§ **THE EXERCISE**: Copy out everything from the line containing "paste-icon[interactable] <box>166 73" down to the line containing "output-prompt: [43]: <box>81", both of those lines included.

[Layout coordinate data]
::::::::::

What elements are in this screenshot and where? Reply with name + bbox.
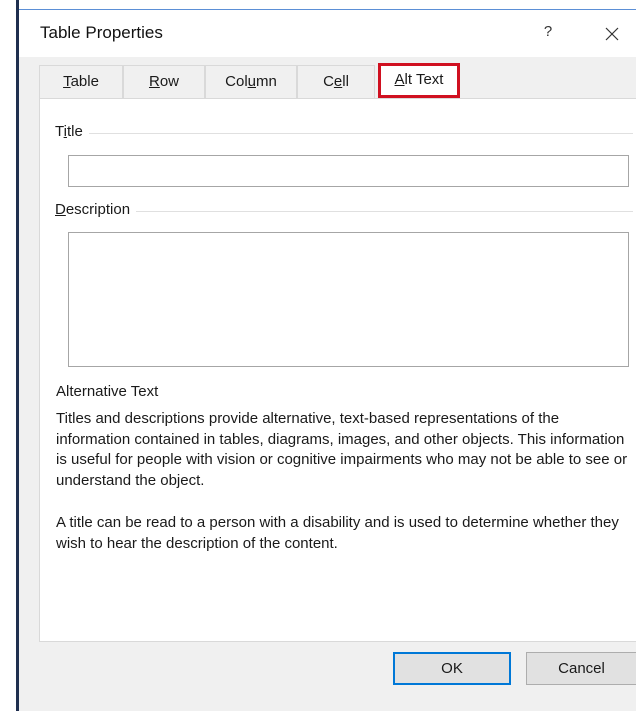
alternative-text-paragraph-2: A title can be read to a person with a d… bbox=[56, 514, 619, 552]
close-icon[interactable] bbox=[600, 22, 624, 46]
title-group-rule bbox=[55, 133, 633, 134]
tab-column[interactable]: Column bbox=[205, 65, 297, 98]
alternative-text-paragraph-1: Titles and descriptions provide alternat… bbox=[56, 410, 628, 489]
tab-label-access-key: R bbox=[148, 73, 160, 90]
tab-label-pre: Col bbox=[225, 73, 248, 90]
label-access-key: D bbox=[55, 201, 66, 218]
description-group-label: Description bbox=[55, 201, 137, 218]
tab-label-post: able bbox=[70, 73, 99, 90]
label-pre: T bbox=[55, 123, 64, 140]
tab-label-post: ll bbox=[342, 73, 349, 90]
tab-label-post: lt Text bbox=[404, 71, 444, 88]
tab-label-post: mn bbox=[256, 73, 277, 90]
title-input[interactable] bbox=[68, 155, 629, 187]
tab-table[interactable]: Table bbox=[39, 65, 123, 98]
ok-button[interactable]: OK bbox=[393, 652, 511, 685]
help-button[interactable]: ? bbox=[537, 22, 559, 44]
tab-label-access-key: u bbox=[247, 73, 256, 90]
tab-row[interactable]: Row bbox=[123, 65, 205, 98]
alternative-text-heading: Alternative Text bbox=[56, 383, 159, 400]
table-properties-dialog: Table Properties ? Table Row Column Cell… bbox=[19, 9, 636, 711]
title-bar: Table Properties ? bbox=[19, 10, 636, 57]
tab-label-access-key: e bbox=[333, 73, 343, 90]
dialog-title: Table Properties bbox=[40, 23, 163, 42]
tab-cell[interactable]: Cell bbox=[297, 65, 375, 98]
tab-label-pre: C bbox=[323, 73, 334, 90]
label-post: escription bbox=[65, 201, 131, 218]
cancel-button[interactable]: Cancel bbox=[526, 652, 636, 685]
tab-label-access-key: T bbox=[63, 73, 71, 90]
tab-label-post: ow bbox=[159, 73, 180, 90]
tab-label-access-key: A bbox=[394, 71, 405, 88]
title-group-label: Title bbox=[55, 123, 89, 140]
description-group-rule bbox=[55, 211, 633, 212]
description-textarea[interactable] bbox=[68, 232, 629, 367]
tab-alt-text[interactable]: Alt Text bbox=[378, 63, 460, 98]
label-post: tle bbox=[66, 123, 83, 140]
alt-text-panel: Title Description Alternative Text Title… bbox=[39, 98, 636, 642]
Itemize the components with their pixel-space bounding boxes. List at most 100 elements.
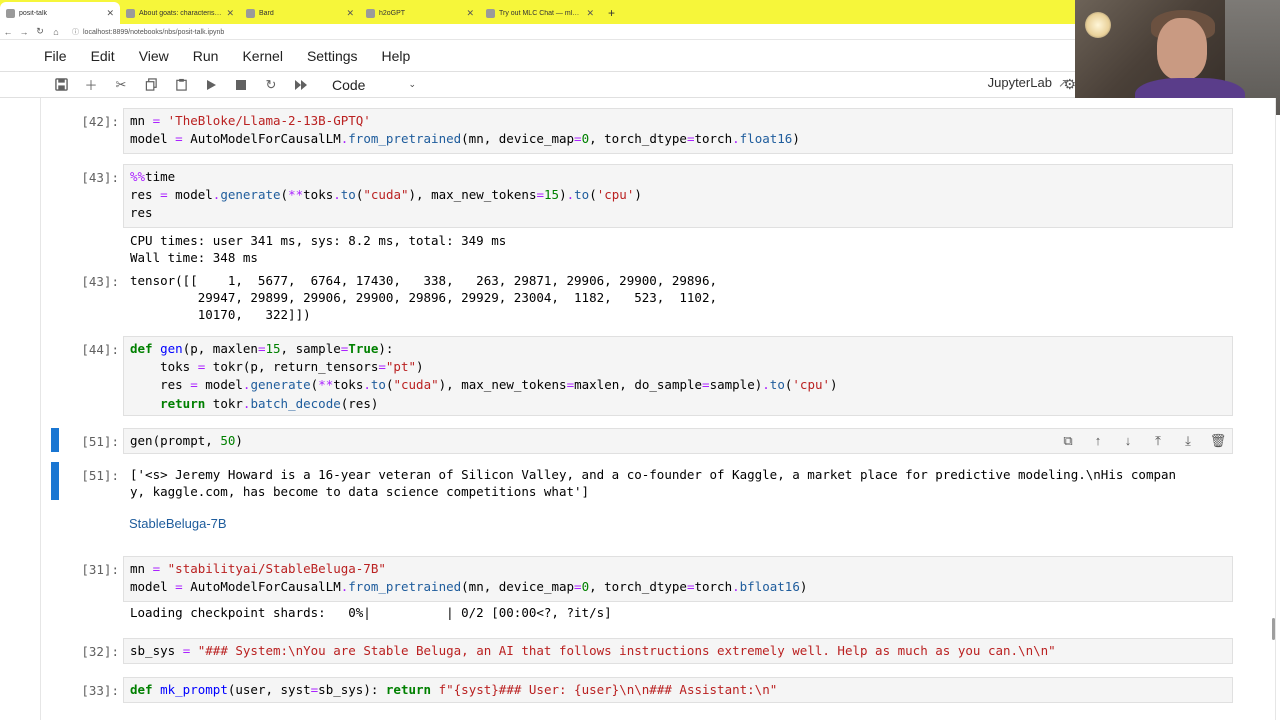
paste-icon[interactable] <box>166 73 196 97</box>
menu-kernel[interactable]: Kernel <box>242 48 282 64</box>
lamp-glow <box>1085 12 1111 38</box>
restart-kernel-icon[interactable]: ↻ <box>256 73 286 97</box>
stop-icon[interactable] <box>226 73 256 97</box>
github-favicon-icon <box>486 8 495 18</box>
page-favicon-icon <box>126 8 135 18</box>
output-line: 10170, 322]]) <box>130 307 311 323</box>
menu-settings[interactable]: Settings <box>307 48 358 64</box>
output-line: y, kaggle.com, has become to data scienc… <box>130 484 590 500</box>
markdown-cell-heading[interactable]: StableBeluga-7B <box>129 516 227 531</box>
menu-run[interactable]: Run <box>193 48 219 64</box>
cell-toolbar: ⧉ ↑ ↓ ⤒ ⤓ 🗑 <box>1053 433 1233 449</box>
menu-help[interactable]: Help <box>382 48 411 64</box>
output-line: 29947, 29899, 29906, 29900, 29896, 29929… <box>130 290 717 306</box>
menu-view[interactable]: View <box>139 48 169 64</box>
result-output: ['<s> Jeremy Howard is a 16-year veteran… <box>130 466 1176 500</box>
forward-icon[interactable]: → <box>16 27 32 37</box>
output-prompt: [43]: <box>81 274 119 289</box>
chevron-down-icon: ⌄ <box>408 79 416 89</box>
code-line: mn = "stabilityai/StableBeluga-7B" <box>130 561 386 576</box>
code-line: def gen(p, maxlen=15, sample=True): <box>130 341 394 356</box>
menu-edit[interactable]: Edit <box>91 48 115 64</box>
input-prompt: [32]: <box>81 644 119 659</box>
stderr-progress-output: Loading checkpoint shards: 0%| | 0/2 [00… <box>130 604 612 621</box>
run-icon[interactable] <box>196 73 226 97</box>
cell-type-dropdown[interactable]: Code ⌄ <box>332 77 416 93</box>
tab-title: Try out MLC Chat — mlc-llm 0... <box>499 9 582 17</box>
bard-favicon-icon <box>246 8 255 18</box>
save-icon[interactable] <box>46 73 76 97</box>
input-prompt: [31]: <box>81 562 119 577</box>
tab-title: Bard <box>259 9 274 17</box>
input-prompt: [33]: <box>81 683 119 698</box>
copy-icon[interactable] <box>136 73 166 97</box>
output-prompt: [51]: <box>81 468 119 483</box>
input-prompt: [43]: <box>81 170 119 185</box>
open-jupyterlab-link[interactable]: JupyterLab ↗ <box>988 75 1068 90</box>
output-line: CPU times: user 341 ms, sys: 8.2 ms, tot… <box>130 233 507 248</box>
url-field[interactable]: ⓘ localhost:8899/notebooks/nbs/posit-talk… <box>72 27 224 37</box>
delete-cell-icon[interactable]: 🗑 <box>1203 433 1233 449</box>
code-line: res = model.generate(**toks.to("cuda"), … <box>130 187 642 203</box>
code-editor[interactable]: def mk_prompt(user, syst=sb_sys): return… <box>123 677 1233 703</box>
home-icon[interactable]: ⌂ <box>48 27 64 37</box>
code-editor[interactable]: sb_sys = "### System:\nYou are Stable Be… <box>123 638 1233 664</box>
input-prompt: [42]: <box>81 114 119 129</box>
code-line: model = AutoModelForCausalLM.from_pretra… <box>130 579 808 595</box>
output-line: Loading checkpoint shards: 0%| | 0/2 [00… <box>130 605 612 620</box>
move-up-icon[interactable]: ↑ <box>1083 433 1113 449</box>
close-tab-icon[interactable]: ✕ <box>226 8 234 19</box>
browser-tab-goats[interactable]: About goats: characteristics &... ✕ <box>120 2 240 24</box>
output-line: tensor([[ 1, 5677, 6764, 17430, 338, 263… <box>130 273 717 288</box>
cell-type-value: Code <box>332 76 366 93</box>
output-line: Wall time: 348 ms <box>130 250 258 266</box>
jupyterlab-label: JupyterLab <box>987 75 1052 90</box>
tab-title: h2oGPT <box>379 9 406 17</box>
code-editor[interactable]: %%time res = model.generate(**toks.to("c… <box>123 164 1233 228</box>
insert-below-icon[interactable]: ⤓ <box>1173 433 1203 449</box>
move-down-icon[interactable]: ↓ <box>1113 433 1143 449</box>
presenter-face <box>1157 18 1207 80</box>
code-line: model = AutoModelForCausalLM.from_pretra… <box>130 131 800 147</box>
back-icon[interactable]: ← <box>0 27 16 37</box>
notebook-panel[interactable]: [42]: mn = 'TheBloke/Llama-2-13B-GPTQ' m… <box>40 98 1276 720</box>
add-cell-icon[interactable]: ＋ <box>76 73 106 97</box>
tab-title: posit-talk <box>19 9 48 17</box>
stdout-output: CPU times: user 341 ms, sys: 8.2 ms, tot… <box>130 232 506 266</box>
output-line: ['<s> Jeremy Howard is a 16-year veteran… <box>130 467 1177 482</box>
code-editor[interactable]: mn = "stabilityai/StableBeluga-7B" model… <box>123 556 1233 602</box>
code-line: res = model.generate(**toks.to("cuda"), … <box>130 377 838 393</box>
code-editor[interactable]: mn = 'TheBloke/Llama-2-13B-GPTQ' model =… <box>123 108 1233 154</box>
tab-title: About goats: characteristics &... <box>139 9 223 17</box>
close-tab-icon[interactable]: ✕ <box>586 8 594 19</box>
new-tab-button[interactable]: + <box>600 2 623 24</box>
close-tab-icon[interactable]: ✕ <box>346 8 354 19</box>
browser-tab-posit-talk[interactable]: posit-talk ✕ <box>0 2 120 24</box>
menu-file[interactable]: File <box>44 48 67 64</box>
browser-tab-h2ogpt[interactable]: h2oGPT ✕ <box>360 2 480 24</box>
code-editor[interactable]: def gen(p, maxlen=15, sample=True): toks… <box>123 336 1233 416</box>
reload-icon[interactable]: ↻ <box>32 26 48 37</box>
code-line: sb_sys = "### System:\nYou are Stable Be… <box>130 643 1056 658</box>
input-prompt: [44]: <box>81 342 119 357</box>
insert-above-icon[interactable]: ⤒ <box>1143 433 1173 449</box>
notebook-scrollbar[interactable] <box>1272 618 1275 640</box>
close-tab-icon[interactable]: ✕ <box>106 8 114 19</box>
code-line: mn = 'TheBloke/Llama-2-13B-GPTQ' <box>130 113 371 128</box>
duplicate-cell-icon[interactable]: ⧉ <box>1053 433 1083 449</box>
close-tab-icon[interactable]: ✕ <box>466 8 474 19</box>
h2o-favicon-icon <box>366 8 375 18</box>
code-line: toks = tokr(p, return_tensors="pt") <box>130 359 424 375</box>
info-icon: ⓘ <box>72 28 79 36</box>
code-line: res <box>130 205 153 221</box>
code-line: return tokr.batch_decode(res) <box>160 395 379 411</box>
browser-tab-bard[interactable]: Bard ✕ <box>240 2 360 24</box>
result-output: tensor([[ 1, 5677, 6764, 17430, 338, 263… <box>130 272 717 324</box>
jupyter-favicon-icon <box>6 8 15 18</box>
code-line: def mk_prompt(user, syst=sb_sys): return… <box>130 682 778 697</box>
code-line: %%time <box>130 169 176 184</box>
restart-run-all-icon[interactable] <box>286 73 316 97</box>
url-text: localhost:8899/notebooks/nbs/posit-talk.… <box>83 28 225 36</box>
cut-icon[interactable]: ✂ <box>106 73 136 97</box>
browser-tab-mlc-chat[interactable]: Try out MLC Chat — mlc-llm 0... ✕ <box>480 2 600 24</box>
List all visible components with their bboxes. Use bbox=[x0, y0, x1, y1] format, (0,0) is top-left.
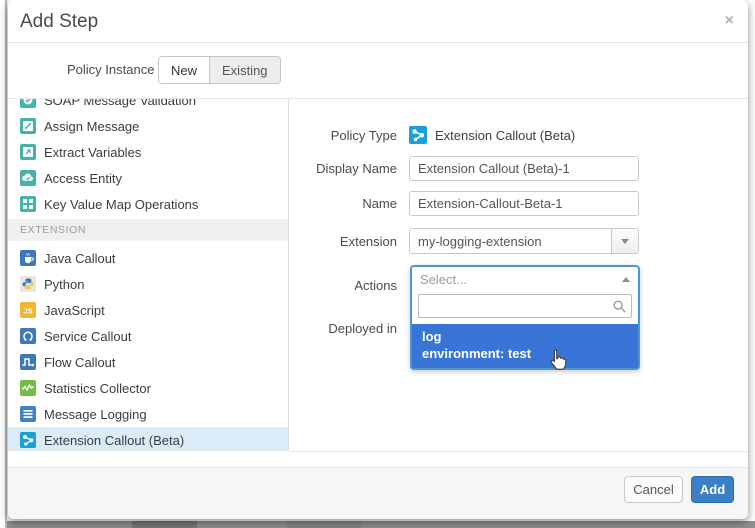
extension-callout-icon bbox=[20, 432, 36, 448]
sidebar-item-javascript[interactable]: JS JavaScript bbox=[8, 297, 288, 323]
display-name-label: Display Name bbox=[289, 161, 397, 176]
policy-type-value: Extension Callout (Beta) bbox=[435, 128, 575, 143]
policy-type-list: SOAP Message Validation Assign Message Ext… bbox=[8, 99, 289, 451]
service-callout-icon bbox=[20, 328, 36, 344]
deployed-in-label: Deployed in bbox=[289, 321, 397, 336]
sidebar-item-service-callout[interactable]: Service Callout bbox=[8, 323, 288, 349]
python-icon bbox=[20, 276, 36, 292]
sidebar-item-extract-variables[interactable]: Extract Variables bbox=[8, 139, 288, 165]
sidebar-item-label: Extract Variables bbox=[44, 145, 141, 160]
sidebar-item-label: Python bbox=[44, 277, 84, 292]
actions-search bbox=[412, 292, 638, 324]
access-entity-icon bbox=[20, 170, 36, 186]
extension-select[interactable]: my-logging-extension bbox=[409, 228, 639, 254]
sidebar-item-label: SOAP Message Validation bbox=[44, 99, 196, 108]
message-logging-icon bbox=[20, 406, 36, 422]
sidebar-item-java-callout[interactable]: Java Callout bbox=[8, 245, 288, 271]
actions-label: Actions bbox=[289, 278, 397, 293]
sidebar-item-flow-callout[interactable]: Flow Callout bbox=[8, 349, 288, 375]
sidebar-item-key-value-map-operations[interactable]: Key Value Map Operations bbox=[8, 191, 288, 217]
sidebar-item-assign-message[interactable]: Assign Message bbox=[8, 113, 288, 139]
search-icon bbox=[612, 299, 627, 319]
extension-select-value: my-logging-extension bbox=[410, 234, 611, 249]
policy-instance-row: Policy Instance New Existing bbox=[8, 43, 748, 98]
extension-callout-icon bbox=[409, 126, 427, 144]
page-background-edge bbox=[5, 0, 7, 528]
chevron-down-icon bbox=[621, 239, 629, 244]
extract-variables-icon bbox=[20, 144, 36, 160]
sidebar-item-label: JavaScript bbox=[44, 303, 105, 318]
sidebar-item-python[interactable]: Python bbox=[8, 271, 288, 297]
sidebar-item-label: Message Logging bbox=[44, 407, 147, 422]
sidebar-item-label: Service Callout bbox=[44, 329, 131, 344]
svg-text:JS: JS bbox=[23, 307, 32, 316]
java-callout-icon bbox=[20, 250, 36, 266]
actions-placeholder: Select... bbox=[420, 272, 622, 287]
actions-dropdown-open: Select... log environment: test bbox=[410, 265, 640, 370]
dimmed-page-background bbox=[7, 521, 755, 528]
page-title: Add Step bbox=[20, 11, 98, 33]
sidebar-item-label: Assign Message bbox=[44, 119, 139, 134]
toggle-existing-button[interactable]: Existing bbox=[210, 57, 280, 83]
option-line-action: log bbox=[422, 328, 638, 345]
policy-instance-label: Policy Instance bbox=[67, 62, 154, 77]
toggle-new-button[interactable]: New bbox=[159, 57, 210, 83]
add-button[interactable]: Add bbox=[691, 476, 734, 503]
key-value-map-icon bbox=[20, 196, 36, 212]
extension-section-header: EXTENSION bbox=[8, 219, 288, 241]
sidebar-item-label: Access Entity bbox=[44, 171, 122, 186]
name-label: Name bbox=[289, 196, 397, 211]
display-name-input[interactable] bbox=[409, 156, 639, 181]
sidebar-item-message-logging[interactable]: Message Logging bbox=[8, 401, 288, 427]
add-step-modal: Add Step × Policy Instance New Existing … bbox=[8, 0, 748, 519]
modal-content: SOAP Message Validation Assign Message Ext… bbox=[8, 98, 748, 466]
sidebar-item-label: Extension Callout (Beta) bbox=[44, 433, 184, 448]
name-input[interactable] bbox=[409, 191, 639, 216]
javascript-icon: JS bbox=[20, 302, 36, 318]
actions-select[interactable]: Select... bbox=[412, 267, 638, 292]
sidebar-item-label: Statistics Collector bbox=[44, 381, 151, 396]
policy-type-label: Policy Type bbox=[289, 128, 397, 143]
sidebar-item-label: Key Value Map Operations bbox=[44, 197, 198, 212]
policy-form: Policy Type Extension Callout (Beta) Dis… bbox=[289, 99, 748, 466]
soap-validation-icon bbox=[20, 99, 36, 108]
flow-callout-icon bbox=[20, 354, 36, 370]
modal-footer: Cancel Add bbox=[8, 467, 748, 519]
sidebar-item-label: Flow Callout bbox=[44, 355, 116, 370]
option-line-environment: environment: test bbox=[422, 345, 638, 362]
modal-header: Add Step × bbox=[8, 0, 748, 43]
sidebar-item-label: Java Callout bbox=[44, 251, 116, 266]
sidebar-item-statistics-collector[interactable]: Statistics Collector bbox=[8, 375, 288, 401]
close-icon[interactable]: × bbox=[725, 13, 734, 29]
extension-label: Extension bbox=[289, 234, 397, 249]
sidebar-item-extension-callout-beta[interactable]: Extension Callout (Beta) bbox=[8, 427, 288, 451]
statistics-collector-icon bbox=[20, 380, 36, 396]
sidebar-item-soap-message-validation[interactable]: SOAP Message Validation bbox=[8, 99, 288, 113]
assign-message-icon bbox=[20, 118, 36, 134]
policy-instance-toggle: New Existing bbox=[158, 56, 281, 84]
actions-search-input[interactable] bbox=[418, 294, 632, 318]
extension-select-button[interactable] bbox=[611, 229, 638, 253]
cancel-button[interactable]: Cancel bbox=[624, 476, 683, 503]
chevron-up-icon bbox=[622, 277, 630, 282]
actions-option-log[interactable]: log environment: test bbox=[412, 324, 638, 368]
sidebar-item-access-entity[interactable]: Access Entity bbox=[8, 165, 288, 191]
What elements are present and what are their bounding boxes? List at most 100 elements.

::::::::::

§ **WRITTEN ANSWER**:
paste-icon[interactable] <box>166 73 196 97</box>
menu-kernel[interactable]: Kernel <box>242 48 282 64</box>
lamp-glow <box>1085 12 1111 38</box>
restart-kernel-icon[interactable]: ↻ <box>256 73 286 97</box>
stop-icon[interactable] <box>226 73 256 97</box>
github-favicon-icon <box>486 8 495 18</box>
page-favicon-icon <box>126 8 135 18</box>
output-line: 10170, 322]]) <box>130 307 311 323</box>
menu-settings[interactable]: Settings <box>307 48 358 64</box>
output-line: y, kaggle.com, has become to data scienc… <box>130 484 590 500</box>
markdown-cell-heading[interactable]: StableBeluga-7B <box>129 516 227 531</box>
menu-run[interactable]: Run <box>193 48 219 64</box>
cell-toolbar: ⧉ ↑ ↓ ⤒ ⤓ 🗑 <box>1053 433 1233 449</box>
menu-help[interactable]: Help <box>382 48 411 64</box>
output-line: 29947, 29899, 29906, 29900, 29896, 29929… <box>130 290 717 306</box>
menu-view[interactable]: View <box>139 48 169 64</box>
result-output: ['<s> Jeremy Howard is a 16-year veteran… <box>130 466 1176 500</box>
forward-icon[interactable]: → <box>16 27 32 37</box>
output-prompt: [43]: <box>81 274 119 289</box>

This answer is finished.